| WHAT THE TASK ASKS |
Write out all of the records precisely. Skip anything that is a picture.
--- START ---
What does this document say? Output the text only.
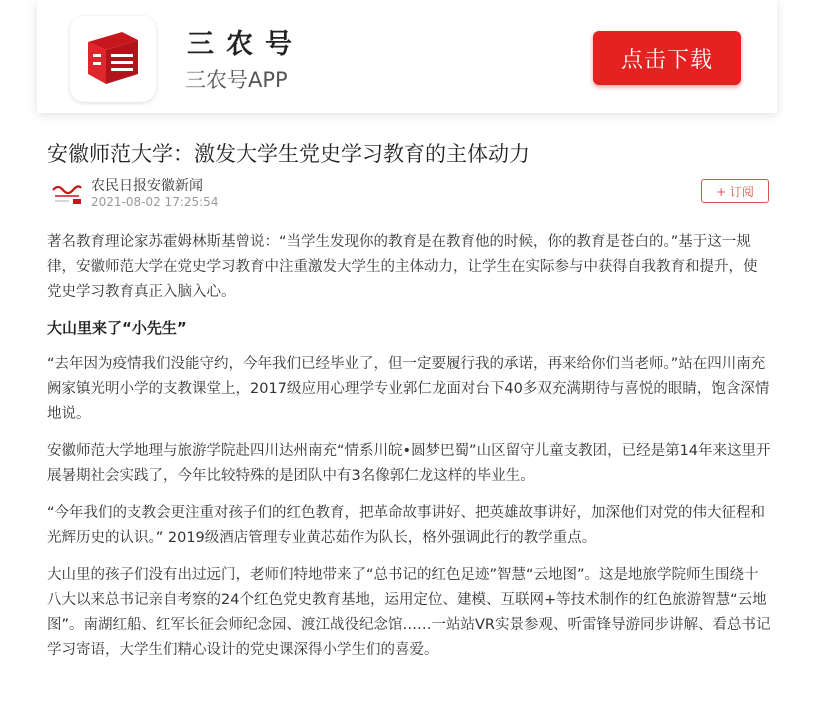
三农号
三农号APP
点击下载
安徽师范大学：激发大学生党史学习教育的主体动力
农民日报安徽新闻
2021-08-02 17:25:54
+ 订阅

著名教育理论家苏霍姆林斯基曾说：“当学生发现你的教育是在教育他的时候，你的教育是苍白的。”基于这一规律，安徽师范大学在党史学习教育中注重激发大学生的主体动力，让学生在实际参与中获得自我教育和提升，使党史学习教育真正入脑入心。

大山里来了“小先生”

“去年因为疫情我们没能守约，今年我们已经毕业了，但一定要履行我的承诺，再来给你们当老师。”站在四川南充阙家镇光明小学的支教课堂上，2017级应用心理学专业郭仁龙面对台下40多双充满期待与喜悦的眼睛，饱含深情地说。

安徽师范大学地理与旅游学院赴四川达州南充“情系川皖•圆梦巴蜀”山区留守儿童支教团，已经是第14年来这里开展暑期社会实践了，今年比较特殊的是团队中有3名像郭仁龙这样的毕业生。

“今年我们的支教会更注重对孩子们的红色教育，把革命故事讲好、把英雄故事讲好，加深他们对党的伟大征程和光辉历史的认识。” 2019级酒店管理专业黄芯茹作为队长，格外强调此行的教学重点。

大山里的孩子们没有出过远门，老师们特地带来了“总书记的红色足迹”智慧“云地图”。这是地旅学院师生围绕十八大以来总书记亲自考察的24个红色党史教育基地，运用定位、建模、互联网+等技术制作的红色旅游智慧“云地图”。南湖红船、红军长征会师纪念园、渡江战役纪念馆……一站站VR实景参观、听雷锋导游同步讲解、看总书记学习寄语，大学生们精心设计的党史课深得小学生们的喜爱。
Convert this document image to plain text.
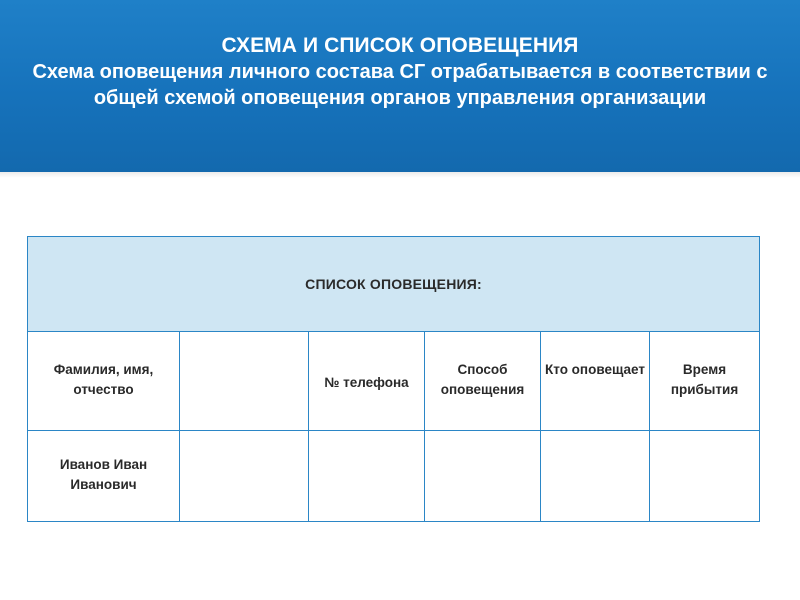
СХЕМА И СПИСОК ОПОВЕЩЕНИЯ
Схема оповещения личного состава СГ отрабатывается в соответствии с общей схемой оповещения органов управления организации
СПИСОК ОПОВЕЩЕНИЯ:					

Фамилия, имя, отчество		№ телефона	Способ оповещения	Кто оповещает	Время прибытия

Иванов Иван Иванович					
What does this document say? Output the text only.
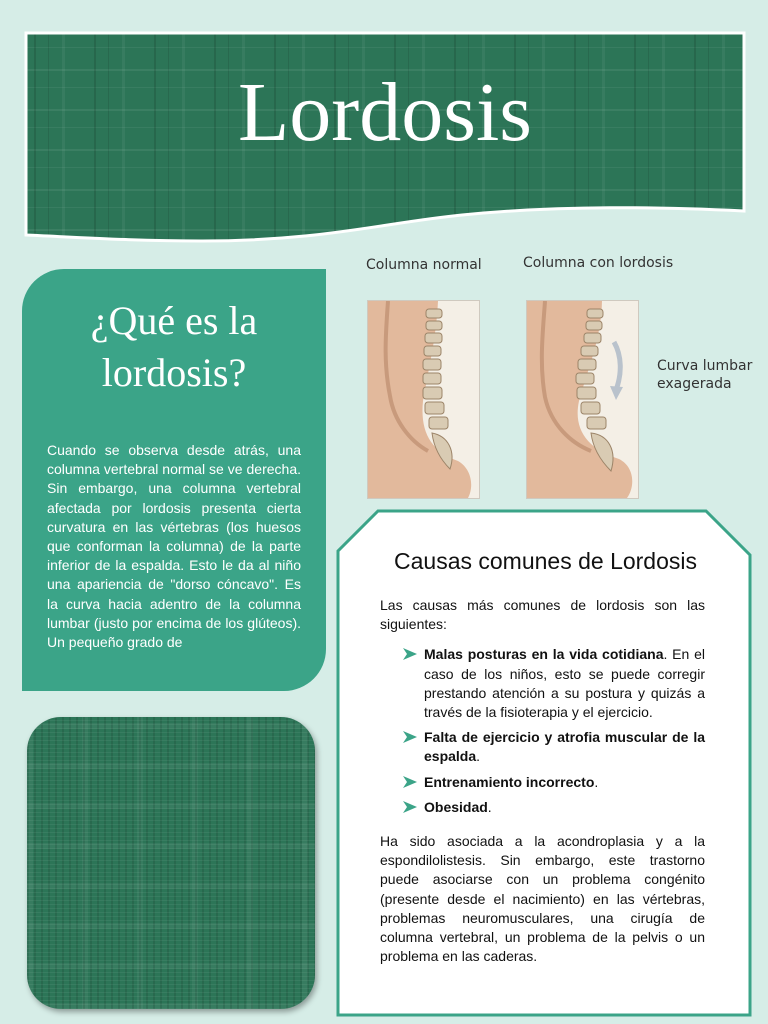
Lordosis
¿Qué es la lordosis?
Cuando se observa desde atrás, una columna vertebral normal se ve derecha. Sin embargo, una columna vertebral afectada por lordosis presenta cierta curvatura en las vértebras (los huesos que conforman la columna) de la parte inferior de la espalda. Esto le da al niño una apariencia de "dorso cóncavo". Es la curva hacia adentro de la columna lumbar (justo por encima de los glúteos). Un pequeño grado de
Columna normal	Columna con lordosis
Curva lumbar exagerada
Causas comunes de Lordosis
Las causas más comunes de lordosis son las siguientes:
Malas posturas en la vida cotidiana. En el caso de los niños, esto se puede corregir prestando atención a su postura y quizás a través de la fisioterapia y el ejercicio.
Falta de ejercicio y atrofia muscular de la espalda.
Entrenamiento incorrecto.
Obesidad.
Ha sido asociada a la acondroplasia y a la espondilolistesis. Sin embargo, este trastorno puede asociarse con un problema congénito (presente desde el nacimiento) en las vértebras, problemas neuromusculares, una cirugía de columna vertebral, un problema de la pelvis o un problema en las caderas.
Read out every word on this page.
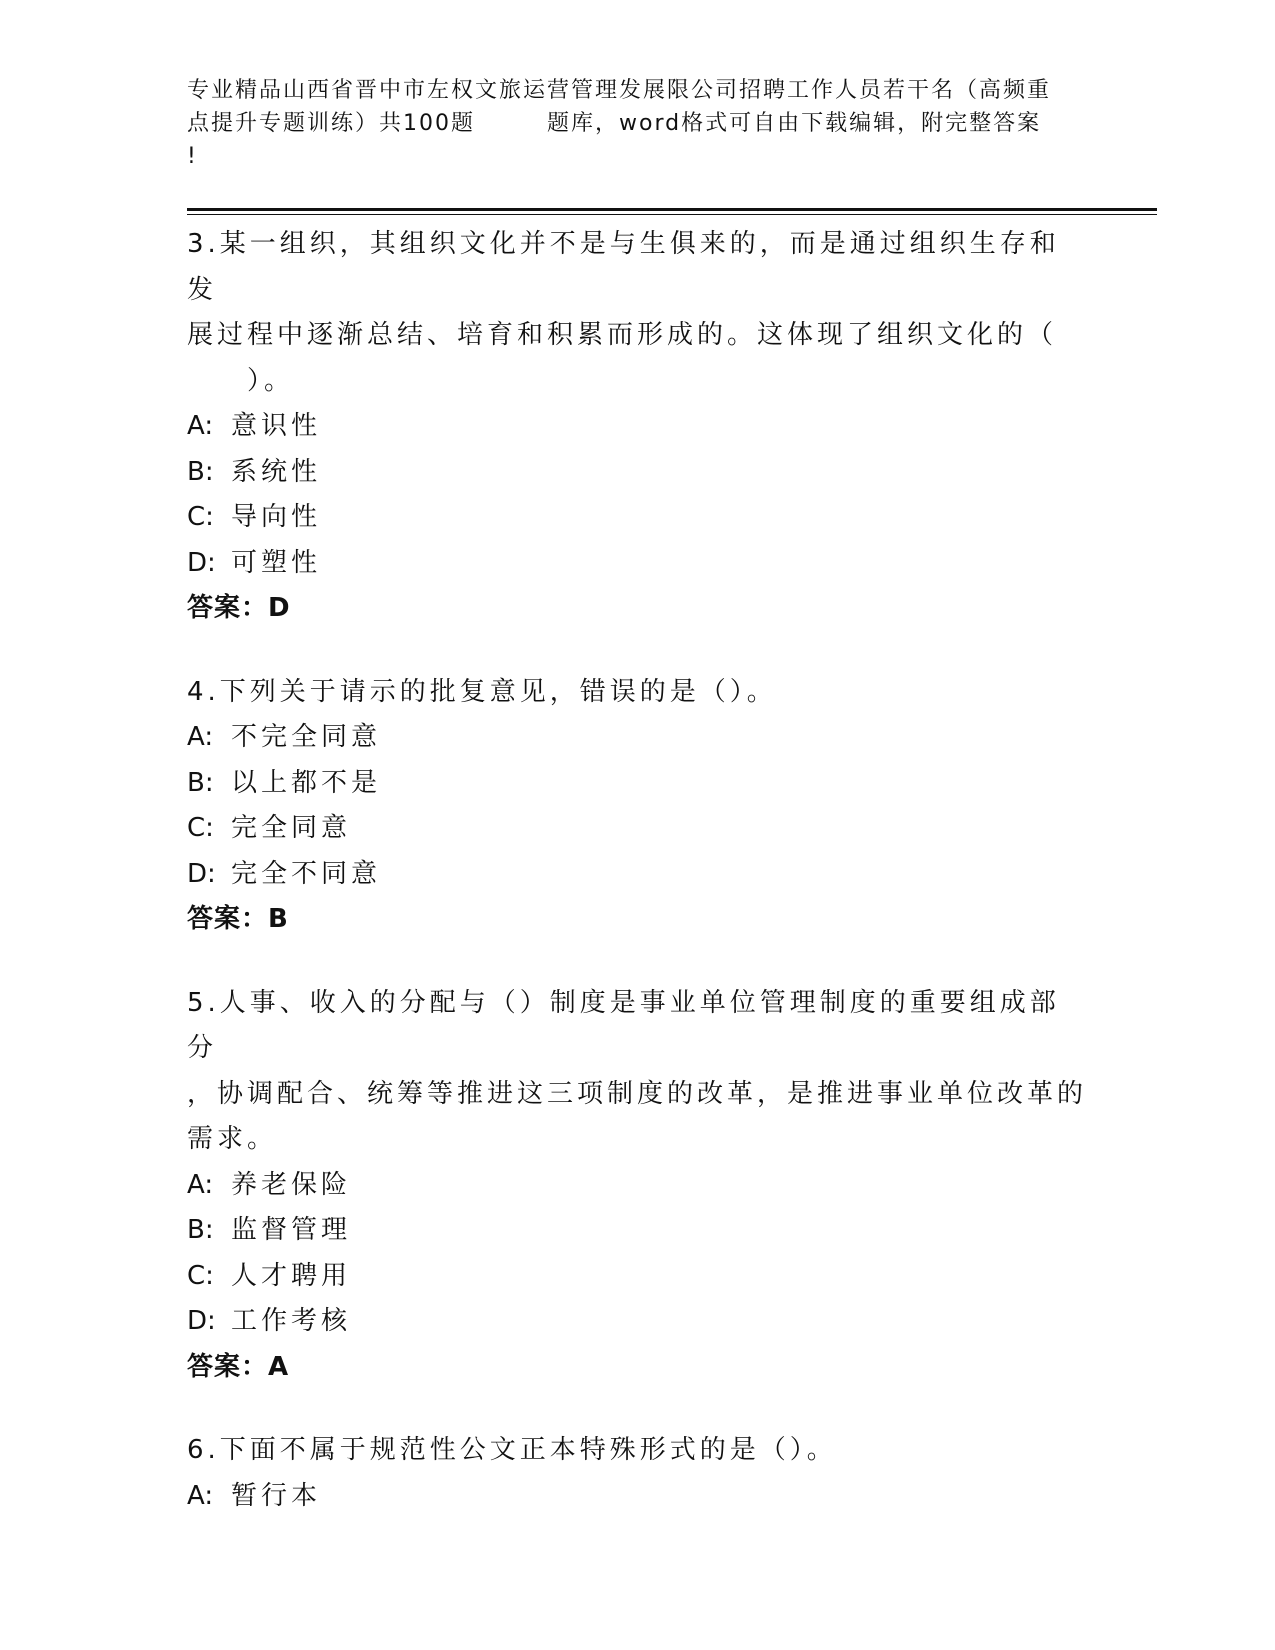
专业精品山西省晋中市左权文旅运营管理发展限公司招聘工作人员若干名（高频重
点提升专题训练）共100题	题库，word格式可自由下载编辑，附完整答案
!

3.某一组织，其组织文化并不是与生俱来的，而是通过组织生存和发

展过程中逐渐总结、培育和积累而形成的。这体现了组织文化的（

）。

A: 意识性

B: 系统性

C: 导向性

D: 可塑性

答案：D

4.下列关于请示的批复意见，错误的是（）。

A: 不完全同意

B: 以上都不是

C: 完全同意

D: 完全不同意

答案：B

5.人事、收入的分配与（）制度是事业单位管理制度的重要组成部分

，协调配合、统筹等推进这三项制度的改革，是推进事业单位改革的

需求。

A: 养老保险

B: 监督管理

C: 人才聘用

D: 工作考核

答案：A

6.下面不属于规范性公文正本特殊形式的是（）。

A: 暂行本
--- END ---
| SOLUTION |
What does this document say? Output the text only.
三农号
三农号APP
点击下载
安徽师范大学：激发大学生党史学习教育的主体动力
农民日报安徽新闻
2021-08-02 17:25:54
+ 订阅

著名教育理论家苏霍姆林斯基曾说：“当学生发现你的教育是在教育他的时候，你的教育是苍白的。”基于这一规律，安徽师范大学在党史学习教育中注重激发大学生的主体动力，让学生在实际参与中获得自我教育和提升，使党史学习教育真正入脑入心。

大山里来了“小先生”

“去年因为疫情我们没能守约，今年我们已经毕业了，但一定要履行我的承诺，再来给你们当老师。”站在四川南充阙家镇光明小学的支教课堂上，2017级应用心理学专业郭仁龙面对台下40多双充满期待与喜悦的眼睛，饱含深情地说。

安徽师范大学地理与旅游学院赴四川达州南充“情系川皖•圆梦巴蜀”山区留守儿童支教团，已经是第14年来这里开展暑期社会实践了，今年比较特殊的是团队中有3名像郭仁龙这样的毕业生。

“今年我们的支教会更注重对孩子们的红色教育，把革命故事讲好、把英雄故事讲好，加深他们对党的伟大征程和光辉历史的认识。” 2019级酒店管理专业黄芯茹作为队长，格外强调此行的教学重点。

大山里的孩子们没有出过远门，老师们特地带来了“总书记的红色足迹”智慧“云地图”。这是地旅学院师生围绕十八大以来总书记亲自考察的24个红色党史教育基地，运用定位、建模、互联网+等技术制作的红色旅游智慧“云地图”。南湖红船、红军长征会师纪念园、渡江战役纪念馆……一站站VR实景参观、听雷锋导游同步讲解、看总书记学习寄语，大学生们精心设计的党史课深得小学生们的喜爱。
Convert this document image to plain text.
СХЕМА И СПИСОК ОПОВЕЩЕНИЯ
Схема оповещения личного состава СГ отрабатывается в соответствии с общей схемой оповещения органов управления организации
СПИСОК ОПОВЕЩЕНИЯ:					

Фамилия, имя, отчество		№ телефона	Способ оповещения	Кто оповещает	Время прибытия

Иванов Иван Иванович					
What does this document say? Output the text only.
Lordosis
¿Qué es la lordosis?
Cuando se observa desde atrás, una columna vertebral normal se ve derecha. Sin embargo, una columna vertebral afectada por lordosis presenta cierta curvatura en las vértebras (los huesos que conforman la columna) de la parte inferior de la espalda. Esto le da al niño una apariencia de "dorso cóncavo". Es la curva hacia adentro de la columna lumbar (justo por encima de los glúteos). Un pequeño grado de
Columna normal	Columna con lordosis
Curva lumbar exagerada
Causas comunes de Lordosis
Las causas más comunes de lordosis son las siguientes:
Malas posturas en la vida cotidiana. En el caso de los niños, esto se puede corregir prestando atención a su postura y quizás a través de la fisioterapia y el ejercicio.
Falta de ejercicio y atrofia muscular de la espalda.
Entrenamiento incorrecto.
Obesidad.
Ha sido asociada a la acondroplasia y a la espondilolistesis. Sin embargo, este trastorno puede asociarse con un problema congénito (presente desde el nacimiento) en las vértebras, problemas neuromusculares, una cirugía de columna vertebral, un problema de la pelvis o un problema en las caderas.
Read out every word on this page.
专业精品山西省晋中市左权文旅运营管理发展限公司招聘工作人员若干名（高频重
点提升专题训练）共100题	题库，word格式可自由下载编辑，附完整答案
!

3.某一组织，其组织文化并不是与生俱来的，而是通过组织生存和发

展过程中逐渐总结、培育和积累而形成的。这体现了组织文化的（

）。

A: 意识性

B: 系统性

C: 导向性

D: 可塑性

答案：D

4.下列关于请示的批复意见，错误的是（）。

A: 不完全同意

B: 以上都不是

C: 完全同意

D: 完全不同意

答案：B

5.人事、收入的分配与（）制度是事业单位管理制度的重要组成部分

，协调配合、统筹等推进这三项制度的改革，是推进事业单位改革的

需求。

A: 养老保险

B: 监督管理

C: 人才聘用

D: 工作考核

答案：A

6.下面不属于规范性公文正本特殊形式的是（）。

A: 暂行本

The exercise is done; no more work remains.